> **Aim**: Present each line of the entries below that holds the word "detached".

Rows from a figure dataset
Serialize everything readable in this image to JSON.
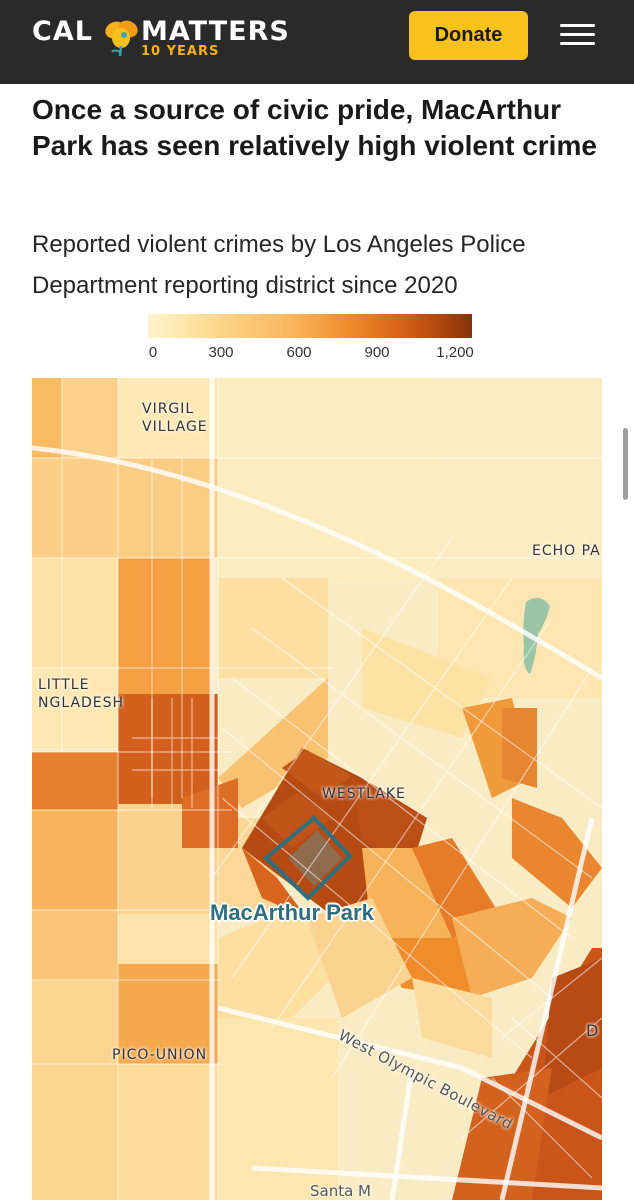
{
  "header": {
    "logo": {
      "left": "CAL",
      "right": "MATTERS",
      "sub": "10 YEARS"
    },
    "donate_label": "Donate",
    "colors": {
      "bar": "#2a2a2a",
      "donate": "#f7c21c",
      "logo_accent": "#f5b21a"
    }
  },
  "article": {
    "title": "Once a source of civic pride, MacArthur Park has seen relatively high violent crime",
    "subtitle": "Reported violent crimes by Los Angeles Police Department reporting district since 2020"
  },
  "legend": {
    "ticks": [
      "0",
      "300",
      "600",
      "900",
      "1,200"
    ],
    "min": 0,
    "max": 1200,
    "colors": [
      "#fef3cf",
      "#fcd183",
      "#ef8c2b",
      "#d8621a",
      "#833109"
    ]
  },
  "map": {
    "labels": {
      "virgil_line1": "VIRGIL",
      "virgil_line2": "VILLAGE",
      "echo": "ECHO PA",
      "little_line1": "LITTLE",
      "little_line2": "NGLADESH",
      "westlake": "WESTLAKE",
      "macarthur": "MacArthur Park",
      "pico": "PICO-UNION",
      "olympic": "West Olympic Boulevard",
      "santa": "Santa M",
      "d_label": "D"
    },
    "highlight_color": "#2e6f7f"
  }
}
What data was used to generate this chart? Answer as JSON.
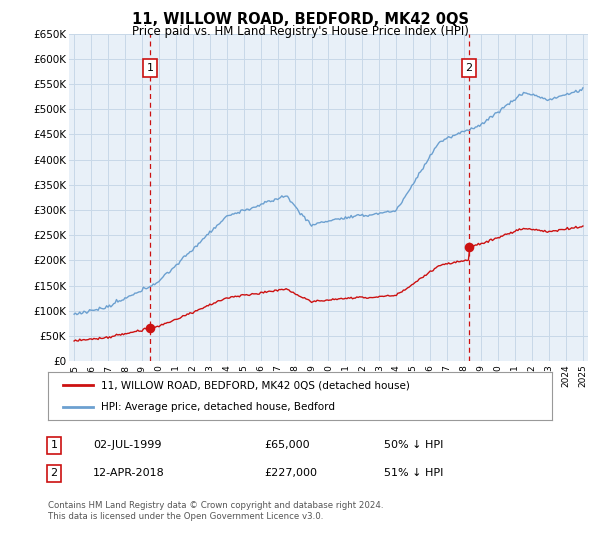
{
  "title": "11, WILLOW ROAD, BEDFORD, MK42 0QS",
  "subtitle": "Price paid vs. HM Land Registry's House Price Index (HPI)",
  "legend_line1": "11, WILLOW ROAD, BEDFORD, MK42 0QS (detached house)",
  "legend_line2": "HPI: Average price, detached house, Bedford",
  "sale1_date": "02-JUL-1999",
  "sale1_price": 65000,
  "sale1_label": "50% ↓ HPI",
  "sale2_date": "12-APR-2018",
  "sale2_price": 227000,
  "sale2_label": "51% ↓ HPI",
  "footer": "Contains HM Land Registry data © Crown copyright and database right 2024.\nThis data is licensed under the Open Government Licence v3.0.",
  "sale1_x": 1999.5,
  "sale2_x": 2018.28,
  "hpi_color": "#6ca0d0",
  "price_color": "#cc1111",
  "dashed_color": "#cc1111",
  "grid_color": "#c8d8e8",
  "plot_bg_color": "#e8f0f8",
  "background_color": "#ffffff",
  "ylim": [
    0,
    650000
  ],
  "xlim": [
    1994.7,
    2025.3
  ],
  "yticks": [
    0,
    50000,
    100000,
    150000,
    200000,
    250000,
    300000,
    350000,
    400000,
    450000,
    500000,
    550000,
    600000,
    650000
  ],
  "ytick_labels": [
    "£0",
    "£50K",
    "£100K",
    "£150K",
    "£200K",
    "£250K",
    "£300K",
    "£350K",
    "£400K",
    "£450K",
    "£500K",
    "£550K",
    "£600K",
    "£650K"
  ]
}
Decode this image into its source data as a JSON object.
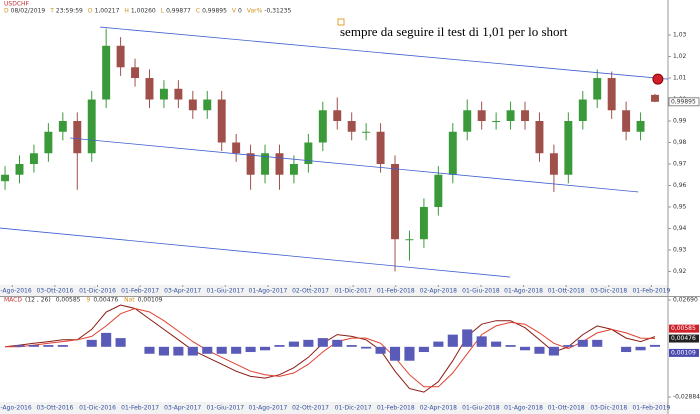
{
  "header": {
    "symbol": "USDCHF",
    "fields": [
      {
        "label": "D",
        "value": "08/02/2019"
      },
      {
        "label": "T",
        "value": "23:59:59"
      },
      {
        "label": "O",
        "value": "1,00217"
      },
      {
        "label": "H",
        "value": "1,00260"
      },
      {
        "label": "L",
        "value": "0,99877"
      },
      {
        "label": "C",
        "value": "0,99895"
      },
      {
        "label": "V",
        "value": "0"
      },
      {
        "label": "Var%",
        "value": "-0,31235"
      }
    ]
  },
  "annotation": "sempre da seguire il test di 1,01 per lo short",
  "chart_data": [
    {
      "type": "candlestick",
      "up_color": "#3a9a3a",
      "down_color": "#a0504a",
      "open": [
        0.962,
        0.965,
        0.97,
        0.975,
        0.985,
        0.99,
        0.975,
        1.0,
        1.025,
        1.015,
        1.01,
        1.0,
        1.005,
        1.0,
        0.995,
        1.0,
        0.98,
        0.975,
        0.965,
        0.975,
        0.965,
        0.97,
        0.98,
        0.995,
        0.99,
        0.985,
        0.985,
        0.97,
        0.935,
        0.935,
        0.95,
        0.965,
        0.985,
        0.995,
        0.99,
        0.99,
        0.995,
        0.99,
        0.975,
        0.965,
        0.99,
        1.0,
        1.01,
        0.995,
        0.985,
        1.00217
      ],
      "high": [
        0.969,
        0.974,
        0.979,
        0.989,
        0.994,
        0.994,
        1.004,
        1.033,
        1.029,
        1.019,
        1.014,
        1.009,
        1.009,
        1.004,
        1.004,
        1.004,
        0.984,
        0.979,
        0.979,
        0.979,
        0.974,
        0.984,
        0.999,
        1.001,
        0.994,
        0.989,
        0.989,
        0.974,
        0.939,
        0.954,
        0.969,
        0.989,
        1.0,
        0.999,
        0.994,
        0.999,
        0.999,
        0.994,
        0.979,
        0.994,
        1.004,
        1.014,
        1.013,
        0.999,
        0.994,
        1.0026
      ],
      "low": [
        0.958,
        0.961,
        0.966,
        0.971,
        0.981,
        0.958,
        0.971,
        0.996,
        1.011,
        1.006,
        0.996,
        0.996,
        0.996,
        0.991,
        0.991,
        0.976,
        0.971,
        0.958,
        0.961,
        0.958,
        0.961,
        0.966,
        0.976,
        0.986,
        0.981,
        0.981,
        0.966,
        0.92,
        0.925,
        0.931,
        0.946,
        0.961,
        0.981,
        0.986,
        0.986,
        0.986,
        0.986,
        0.971,
        0.957,
        0.961,
        0.986,
        0.996,
        0.991,
        0.981,
        0.981,
        0.99877
      ],
      "close": [
        0.965,
        0.97,
        0.975,
        0.985,
        0.99,
        0.975,
        1.0,
        1.025,
        1.015,
        1.01,
        1.0,
        1.005,
        1.0,
        0.995,
        1.0,
        0.98,
        0.975,
        0.965,
        0.975,
        0.965,
        0.97,
        0.98,
        0.995,
        0.99,
        0.985,
        0.985,
        0.97,
        0.935,
        0.935,
        0.95,
        0.965,
        0.985,
        0.995,
        0.99,
        0.99,
        0.995,
        0.99,
        0.975,
        0.965,
        0.99,
        1.0,
        1.01,
        0.995,
        0.985,
        0.99,
        0.99895
      ],
      "xlim": [
        -0.35,
        45.9
      ],
      "ylim": [
        0.9137,
        1.0463
      ],
      "xticks": [
        {
          "value": 0.5,
          "label": "01-Ago-2016"
        },
        {
          "value": 3.45,
          "label": "03-Ott-2016"
        },
        {
          "value": 6.4,
          "label": "01-Dic-2016"
        },
        {
          "value": 9.35,
          "label": "01-Feb-2017"
        },
        {
          "value": 12.3,
          "label": "03-Apr-2017"
        },
        {
          "value": 15.25,
          "label": "01-Giu-2017"
        },
        {
          "value": 18.2,
          "label": "01-Ago-2017"
        },
        {
          "value": 21.15,
          "label": "02-Ott-2017"
        },
        {
          "value": 24.1,
          "label": "01-Dic-2017"
        },
        {
          "value": 27.05,
          "label": "01-Feb-2018"
        },
        {
          "value": 30,
          "label": "02-Apr-2018"
        },
        {
          "value": 32.95,
          "label": "01-Giu-2018"
        },
        {
          "value": 35.9,
          "label": "01-Ago-2018"
        },
        {
          "value": 38.85,
          "label": "01-Ott-2018"
        },
        {
          "value": 41.8,
          "label": "03-Dic-2018"
        },
        {
          "value": 44.75,
          "label": "01-Feb-2019"
        }
      ],
      "yticks": [
        {
          "value": 0.92,
          "label": "0,92"
        },
        {
          "value": 0.93,
          "label": "0,93"
        },
        {
          "value": 0.94,
          "label": "0,94"
        },
        {
          "value": 0.95,
          "label": "0,95"
        },
        {
          "value": 0.96,
          "label": "0,96"
        },
        {
          "value": 0.97,
          "label": "0,97"
        },
        {
          "value": 0.98,
          "label": "0,98"
        },
        {
          "value": 0.99,
          "label": "0,99"
        },
        {
          "value": 1.0,
          "label": "1,00"
        },
        {
          "value": 1.01,
          "label": "1,01"
        },
        {
          "value": 1.02,
          "label": "1,02"
        },
        {
          "value": 1.03,
          "label": "1,03"
        }
      ],
      "last_value": {
        "value": 0.99895,
        "label": "0,99895"
      },
      "trendline_color": "#3f5fd0",
      "trendlines": [
        {
          "x": [
            6.58,
            45.9
          ],
          "y": [
            1.0337,
            1.0095
          ]
        },
        {
          "x": [
            4.5,
            43.84
          ],
          "y": [
            0.9821,
            0.957
          ]
        },
        {
          "x": [
            -0.35,
            34.97
          ],
          "y": [
            0.9402,
            0.9174
          ]
        }
      ],
      "marker": {
        "x": 45.2,
        "y": 1.0095,
        "color": "#d0202a"
      }
    },
    {
      "type": "macd",
      "title": "MACD",
      "params": "(12 , 26)",
      "xlim": [
        -0.35,
        45.9
      ],
      "ylim": [
        -0.03171,
        0.02862
      ],
      "yticks": [
        {
          "value": 0.0269,
          "label": "0,02690"
        },
        {
          "value": -0.02884,
          "label": "-0,02884"
        }
      ],
      "series": [
        {
          "label": "MACD",
          "color": "#8a1a12",
          "value_label": "0,00585",
          "box_color": "#d0202a",
          "values": [
            0.0,
            0.001,
            0.002,
            0.003,
            0.004,
            0.004,
            0.01,
            0.02,
            0.024,
            0.022,
            0.016,
            0.01,
            0.004,
            -0.002,
            -0.006,
            -0.01,
            -0.014,
            -0.017,
            -0.018,
            -0.016,
            -0.012,
            -0.006,
            0.002,
            0.007,
            0.006,
            0.004,
            -0.002,
            -0.014,
            -0.024,
            -0.026,
            -0.02,
            -0.008,
            0.006,
            0.013,
            0.015,
            0.015,
            0.011,
            0.004,
            -0.003,
            0.0,
            0.007,
            0.012,
            0.01,
            0.005,
            0.003,
            0.00585
          ]
        },
        {
          "label": "9",
          "color": "#e04030",
          "value_label": "0,00476",
          "box_color": "#222222",
          "values": [
            0.0,
            0.0,
            0.001,
            0.002,
            0.003,
            0.004,
            0.006,
            0.012,
            0.019,
            0.022,
            0.02,
            0.015,
            0.009,
            0.003,
            -0.002,
            -0.006,
            -0.01,
            -0.014,
            -0.016,
            -0.017,
            -0.015,
            -0.01,
            -0.003,
            0.003,
            0.005,
            0.005,
            0.002,
            -0.006,
            -0.016,
            -0.023,
            -0.023,
            -0.015,
            -0.004,
            0.007,
            0.012,
            0.014,
            0.013,
            0.008,
            0.002,
            -0.001,
            0.003,
            0.008,
            0.01,
            0.008,
            0.005,
            0.00476
          ]
        },
        {
          "label": "Nat",
          "color": "#5a5ab8",
          "value_label": "0,00109",
          "box_color": "#4a4ab0",
          "histogram": true,
          "values": [
            0.0,
            0.001,
            0.001,
            0.001,
            0.001,
            0.0,
            0.004,
            0.008,
            0.005,
            0.0,
            -0.004,
            -0.005,
            -0.005,
            -0.005,
            -0.004,
            -0.004,
            -0.004,
            -0.003,
            -0.002,
            0.001,
            0.003,
            0.004,
            0.005,
            0.004,
            0.001,
            -0.001,
            -0.004,
            -0.008,
            -0.008,
            -0.003,
            0.003,
            0.007,
            0.01,
            0.006,
            0.003,
            0.001,
            -0.002,
            -0.004,
            -0.005,
            0.001,
            0.004,
            0.004,
            0.0,
            -0.003,
            -0.002,
            0.00109
          ]
        }
      ]
    }
  ]
}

> **Written answer**:
  "legend_line1": "11, WILLOW ROAD, BEDFORD, MK42 0QS (detached house)",
  "legend_line2": "HPI: Average price, detached house, Bedford",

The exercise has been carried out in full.